**TASK TO COMPLETE**
Each record that follows should be repeated exactly, minus any images.

-- Start of TASK MATERIAL --

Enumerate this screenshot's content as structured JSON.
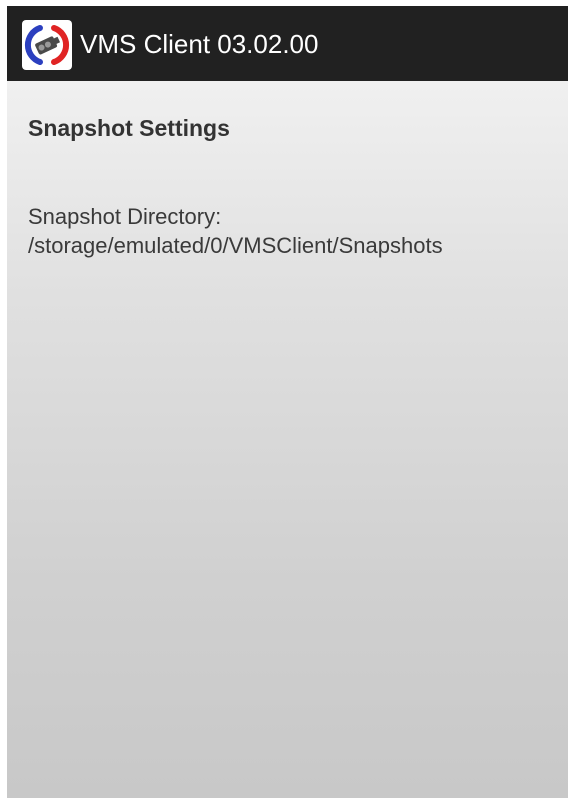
{
  "action_bar": {
    "title": "VMS Client 03.02.00",
    "icon": "camera-app-icon",
    "colors": {
      "background": "#212121",
      "title_text": "#ffffff",
      "icon_arc_left": "#2b3fbf",
      "icon_arc_right": "#e02424"
    }
  },
  "settings": {
    "section_title": "Snapshot Settings",
    "snapshot_directory": {
      "label": "Snapshot Directory:",
      "value": "/storage/emulated/0/VMSClient/Snapshots"
    }
  }
}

-- End of TASK MATERIAL --

**ANSWER TO THE TASK**
Enumerate this screenshot's content as structured JSON.
{
  "action_bar": {
    "title": "VMS Client 03.02.00",
    "icon": "camera-app-icon",
    "colors": {
      "background": "#212121",
      "title_text": "#ffffff",
      "icon_arc_left": "#2b3fbf",
      "icon_arc_right": "#e02424"
    }
  },
  "settings": {
    "section_title": "Snapshot Settings",
    "snapshot_directory": {
      "label": "Snapshot Directory:",
      "value": "/storage/emulated/0/VMSClient/Snapshots"
    }
  }
}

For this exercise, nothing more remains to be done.